> What the exercise asks:
Single out the lines that include the word "tizimi". Copy them.

> Material for this task:
......
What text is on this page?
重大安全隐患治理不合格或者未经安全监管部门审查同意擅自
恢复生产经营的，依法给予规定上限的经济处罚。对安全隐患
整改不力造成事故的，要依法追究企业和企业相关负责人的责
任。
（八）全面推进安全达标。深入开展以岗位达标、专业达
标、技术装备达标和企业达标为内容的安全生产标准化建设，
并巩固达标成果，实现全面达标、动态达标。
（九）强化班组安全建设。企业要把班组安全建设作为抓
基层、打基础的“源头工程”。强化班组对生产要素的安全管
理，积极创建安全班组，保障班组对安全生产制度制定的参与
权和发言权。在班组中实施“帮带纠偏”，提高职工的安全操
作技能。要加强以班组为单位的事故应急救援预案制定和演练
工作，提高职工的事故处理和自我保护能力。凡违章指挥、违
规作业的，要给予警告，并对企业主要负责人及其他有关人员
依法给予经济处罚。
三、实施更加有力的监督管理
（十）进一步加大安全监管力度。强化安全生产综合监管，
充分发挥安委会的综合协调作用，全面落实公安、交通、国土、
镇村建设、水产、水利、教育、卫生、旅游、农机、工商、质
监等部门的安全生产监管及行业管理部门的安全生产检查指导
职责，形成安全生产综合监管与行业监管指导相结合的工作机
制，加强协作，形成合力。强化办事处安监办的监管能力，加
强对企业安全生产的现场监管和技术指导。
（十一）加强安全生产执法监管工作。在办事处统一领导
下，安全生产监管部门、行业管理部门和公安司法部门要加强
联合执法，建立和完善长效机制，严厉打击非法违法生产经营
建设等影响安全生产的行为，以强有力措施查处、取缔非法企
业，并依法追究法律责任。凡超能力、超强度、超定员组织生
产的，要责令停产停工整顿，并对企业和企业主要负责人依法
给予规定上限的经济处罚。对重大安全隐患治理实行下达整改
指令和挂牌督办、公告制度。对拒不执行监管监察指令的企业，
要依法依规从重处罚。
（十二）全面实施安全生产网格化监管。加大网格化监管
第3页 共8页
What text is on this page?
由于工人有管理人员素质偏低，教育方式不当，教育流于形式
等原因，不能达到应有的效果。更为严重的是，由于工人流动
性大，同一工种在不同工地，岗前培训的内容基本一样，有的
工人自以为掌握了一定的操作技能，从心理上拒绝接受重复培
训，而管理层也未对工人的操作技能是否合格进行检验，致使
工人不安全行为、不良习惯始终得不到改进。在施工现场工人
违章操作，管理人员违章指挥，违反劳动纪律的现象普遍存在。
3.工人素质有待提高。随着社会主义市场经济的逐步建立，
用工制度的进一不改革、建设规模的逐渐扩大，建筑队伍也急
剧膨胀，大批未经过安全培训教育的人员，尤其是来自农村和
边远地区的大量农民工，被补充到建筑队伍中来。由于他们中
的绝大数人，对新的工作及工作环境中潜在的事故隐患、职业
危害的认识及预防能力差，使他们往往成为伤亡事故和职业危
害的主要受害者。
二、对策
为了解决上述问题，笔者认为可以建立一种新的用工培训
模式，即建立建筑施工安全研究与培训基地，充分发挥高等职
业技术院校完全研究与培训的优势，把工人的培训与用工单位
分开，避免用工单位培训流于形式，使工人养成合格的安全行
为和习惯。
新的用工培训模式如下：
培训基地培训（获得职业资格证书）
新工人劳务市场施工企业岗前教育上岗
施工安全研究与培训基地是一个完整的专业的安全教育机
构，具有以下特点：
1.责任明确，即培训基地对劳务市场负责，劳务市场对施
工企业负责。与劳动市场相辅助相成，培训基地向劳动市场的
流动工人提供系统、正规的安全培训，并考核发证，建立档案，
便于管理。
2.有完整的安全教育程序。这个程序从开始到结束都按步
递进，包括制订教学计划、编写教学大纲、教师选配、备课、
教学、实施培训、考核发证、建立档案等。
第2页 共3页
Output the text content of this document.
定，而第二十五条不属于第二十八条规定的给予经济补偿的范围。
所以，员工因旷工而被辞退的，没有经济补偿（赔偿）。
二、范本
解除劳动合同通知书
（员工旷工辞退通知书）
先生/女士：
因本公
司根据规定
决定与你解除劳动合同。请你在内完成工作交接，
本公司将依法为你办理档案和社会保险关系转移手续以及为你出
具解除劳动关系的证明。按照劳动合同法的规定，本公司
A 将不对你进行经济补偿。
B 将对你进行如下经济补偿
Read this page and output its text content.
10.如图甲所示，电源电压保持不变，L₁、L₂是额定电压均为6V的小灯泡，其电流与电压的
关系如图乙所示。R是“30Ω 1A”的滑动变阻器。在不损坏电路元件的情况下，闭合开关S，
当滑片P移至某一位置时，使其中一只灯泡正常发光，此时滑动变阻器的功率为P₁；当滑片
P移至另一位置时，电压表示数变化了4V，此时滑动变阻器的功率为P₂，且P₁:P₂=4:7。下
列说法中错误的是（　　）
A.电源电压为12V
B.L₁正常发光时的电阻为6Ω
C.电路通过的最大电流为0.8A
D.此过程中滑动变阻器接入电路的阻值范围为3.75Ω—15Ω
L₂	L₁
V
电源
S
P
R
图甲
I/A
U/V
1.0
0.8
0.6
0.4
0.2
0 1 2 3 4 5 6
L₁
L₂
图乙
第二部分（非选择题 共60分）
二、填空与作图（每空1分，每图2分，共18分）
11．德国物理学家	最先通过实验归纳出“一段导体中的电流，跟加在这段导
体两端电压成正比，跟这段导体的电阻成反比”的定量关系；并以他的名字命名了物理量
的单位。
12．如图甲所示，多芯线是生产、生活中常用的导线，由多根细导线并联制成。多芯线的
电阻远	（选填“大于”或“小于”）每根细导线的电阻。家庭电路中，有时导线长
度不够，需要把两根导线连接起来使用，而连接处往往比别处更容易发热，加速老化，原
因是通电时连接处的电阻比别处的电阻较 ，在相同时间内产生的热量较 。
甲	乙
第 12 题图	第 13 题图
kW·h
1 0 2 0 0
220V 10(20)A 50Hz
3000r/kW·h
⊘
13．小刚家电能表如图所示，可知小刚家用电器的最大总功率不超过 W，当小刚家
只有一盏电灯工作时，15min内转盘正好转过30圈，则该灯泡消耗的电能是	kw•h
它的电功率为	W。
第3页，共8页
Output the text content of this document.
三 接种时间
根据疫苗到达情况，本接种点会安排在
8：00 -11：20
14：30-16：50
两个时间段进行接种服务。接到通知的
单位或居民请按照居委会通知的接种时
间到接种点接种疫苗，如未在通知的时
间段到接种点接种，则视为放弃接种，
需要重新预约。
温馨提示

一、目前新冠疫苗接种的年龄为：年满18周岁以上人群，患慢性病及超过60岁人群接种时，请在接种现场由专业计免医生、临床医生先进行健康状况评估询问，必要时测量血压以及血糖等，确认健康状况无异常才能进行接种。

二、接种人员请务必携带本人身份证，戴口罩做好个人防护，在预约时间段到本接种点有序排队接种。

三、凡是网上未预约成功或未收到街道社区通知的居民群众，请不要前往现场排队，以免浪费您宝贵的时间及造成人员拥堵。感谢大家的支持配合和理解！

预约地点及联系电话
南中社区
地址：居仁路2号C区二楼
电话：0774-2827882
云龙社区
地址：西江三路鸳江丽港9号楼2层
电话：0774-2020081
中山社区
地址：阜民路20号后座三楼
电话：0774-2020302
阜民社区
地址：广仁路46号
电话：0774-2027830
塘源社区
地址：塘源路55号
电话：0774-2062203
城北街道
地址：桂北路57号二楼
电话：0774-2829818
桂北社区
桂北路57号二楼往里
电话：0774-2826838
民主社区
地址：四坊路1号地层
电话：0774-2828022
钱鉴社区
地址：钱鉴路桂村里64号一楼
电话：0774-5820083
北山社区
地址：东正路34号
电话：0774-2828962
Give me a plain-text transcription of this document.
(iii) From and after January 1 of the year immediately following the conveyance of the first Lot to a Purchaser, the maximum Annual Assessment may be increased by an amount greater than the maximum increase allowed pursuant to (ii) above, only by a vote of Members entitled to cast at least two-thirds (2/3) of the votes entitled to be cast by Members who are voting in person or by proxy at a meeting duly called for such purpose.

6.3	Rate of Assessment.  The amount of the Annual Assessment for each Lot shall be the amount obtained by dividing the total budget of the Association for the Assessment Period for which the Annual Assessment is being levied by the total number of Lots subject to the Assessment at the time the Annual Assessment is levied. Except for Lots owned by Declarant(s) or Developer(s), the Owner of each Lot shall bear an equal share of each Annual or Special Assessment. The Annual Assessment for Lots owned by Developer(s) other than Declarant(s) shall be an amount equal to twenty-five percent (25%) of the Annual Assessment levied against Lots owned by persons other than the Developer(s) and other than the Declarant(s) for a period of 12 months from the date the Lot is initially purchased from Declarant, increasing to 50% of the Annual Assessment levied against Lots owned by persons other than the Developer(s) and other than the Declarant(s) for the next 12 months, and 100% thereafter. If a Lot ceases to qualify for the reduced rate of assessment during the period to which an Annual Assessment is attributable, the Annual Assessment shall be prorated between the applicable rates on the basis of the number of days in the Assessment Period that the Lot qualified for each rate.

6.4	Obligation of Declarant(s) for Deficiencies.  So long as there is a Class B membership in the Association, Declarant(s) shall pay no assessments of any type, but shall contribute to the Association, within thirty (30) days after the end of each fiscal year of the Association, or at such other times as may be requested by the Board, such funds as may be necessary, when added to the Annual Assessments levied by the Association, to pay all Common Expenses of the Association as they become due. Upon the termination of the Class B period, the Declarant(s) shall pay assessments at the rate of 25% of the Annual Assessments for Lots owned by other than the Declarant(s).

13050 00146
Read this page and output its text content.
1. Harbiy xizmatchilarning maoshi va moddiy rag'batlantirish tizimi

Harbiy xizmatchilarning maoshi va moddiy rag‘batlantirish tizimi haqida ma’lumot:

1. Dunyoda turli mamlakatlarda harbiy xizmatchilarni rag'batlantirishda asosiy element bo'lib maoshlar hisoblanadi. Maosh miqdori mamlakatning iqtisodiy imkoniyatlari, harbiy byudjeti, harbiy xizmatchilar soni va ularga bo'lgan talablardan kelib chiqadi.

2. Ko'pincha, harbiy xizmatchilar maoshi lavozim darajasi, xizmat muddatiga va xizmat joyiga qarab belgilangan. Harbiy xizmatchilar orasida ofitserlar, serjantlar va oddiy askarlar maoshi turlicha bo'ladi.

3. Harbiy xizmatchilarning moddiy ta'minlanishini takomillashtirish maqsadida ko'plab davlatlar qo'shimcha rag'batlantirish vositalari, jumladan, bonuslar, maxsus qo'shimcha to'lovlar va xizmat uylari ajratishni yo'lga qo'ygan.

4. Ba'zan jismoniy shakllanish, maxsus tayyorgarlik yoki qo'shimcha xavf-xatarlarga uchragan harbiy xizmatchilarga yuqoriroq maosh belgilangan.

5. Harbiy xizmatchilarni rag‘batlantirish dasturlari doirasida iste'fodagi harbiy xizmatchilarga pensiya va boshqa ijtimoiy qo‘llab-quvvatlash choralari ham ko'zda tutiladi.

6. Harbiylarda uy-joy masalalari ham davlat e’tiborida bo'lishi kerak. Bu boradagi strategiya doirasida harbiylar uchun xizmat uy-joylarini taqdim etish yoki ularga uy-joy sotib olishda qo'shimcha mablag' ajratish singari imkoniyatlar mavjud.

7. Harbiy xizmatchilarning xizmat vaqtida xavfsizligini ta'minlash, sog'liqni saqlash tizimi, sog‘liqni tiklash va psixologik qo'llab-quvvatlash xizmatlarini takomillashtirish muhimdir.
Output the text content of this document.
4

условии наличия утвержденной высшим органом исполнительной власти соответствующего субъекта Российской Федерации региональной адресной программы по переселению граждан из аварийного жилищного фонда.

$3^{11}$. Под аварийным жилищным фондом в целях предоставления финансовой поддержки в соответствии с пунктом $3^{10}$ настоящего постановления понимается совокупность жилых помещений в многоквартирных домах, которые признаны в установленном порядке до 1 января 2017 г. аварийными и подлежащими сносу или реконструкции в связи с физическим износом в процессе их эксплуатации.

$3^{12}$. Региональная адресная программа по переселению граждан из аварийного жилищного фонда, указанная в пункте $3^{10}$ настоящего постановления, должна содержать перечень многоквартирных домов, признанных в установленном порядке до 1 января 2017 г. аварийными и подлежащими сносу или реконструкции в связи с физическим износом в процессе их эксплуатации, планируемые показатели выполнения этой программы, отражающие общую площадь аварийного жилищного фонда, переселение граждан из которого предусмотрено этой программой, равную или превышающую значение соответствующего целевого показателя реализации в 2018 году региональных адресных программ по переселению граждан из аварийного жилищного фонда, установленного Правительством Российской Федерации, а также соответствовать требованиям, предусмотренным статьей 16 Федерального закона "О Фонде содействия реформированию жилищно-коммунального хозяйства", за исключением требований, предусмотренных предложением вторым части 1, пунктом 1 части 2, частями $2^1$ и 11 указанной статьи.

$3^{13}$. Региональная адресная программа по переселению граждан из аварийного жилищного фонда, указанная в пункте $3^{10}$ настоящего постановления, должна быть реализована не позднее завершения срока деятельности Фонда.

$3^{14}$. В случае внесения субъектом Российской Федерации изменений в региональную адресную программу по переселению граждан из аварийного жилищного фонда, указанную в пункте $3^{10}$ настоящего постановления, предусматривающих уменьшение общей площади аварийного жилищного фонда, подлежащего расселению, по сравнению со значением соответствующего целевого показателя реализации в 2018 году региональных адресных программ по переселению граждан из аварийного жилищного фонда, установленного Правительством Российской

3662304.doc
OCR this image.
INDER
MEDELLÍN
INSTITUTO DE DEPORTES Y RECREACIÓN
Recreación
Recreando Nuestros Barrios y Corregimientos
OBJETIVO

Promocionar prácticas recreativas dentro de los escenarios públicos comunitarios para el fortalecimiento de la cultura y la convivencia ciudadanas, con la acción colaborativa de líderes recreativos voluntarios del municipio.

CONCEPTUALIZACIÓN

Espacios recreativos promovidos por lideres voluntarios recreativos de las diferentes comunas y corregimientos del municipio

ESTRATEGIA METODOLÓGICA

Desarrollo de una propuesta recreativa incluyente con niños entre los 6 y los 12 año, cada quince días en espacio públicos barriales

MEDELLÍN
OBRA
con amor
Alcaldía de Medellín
......
> Written solution:
1. Harbiy xizmatchilarning maoshi va moddiy rag'batlantirish tizimi
Harbiy xizmatchilarning maoshi va moddiy rag‘batlantirish tizimi haqida ma’lumot:
7. Harbiy xizmatchilarning xizmat vaqtida xavfsizligini ta'minlash, sog'liqni saqlash tizimi, sog‘liqni tiklash va psixologik qo'llab-quvvatlash xizmatlarini takomillashtirish muhimdir.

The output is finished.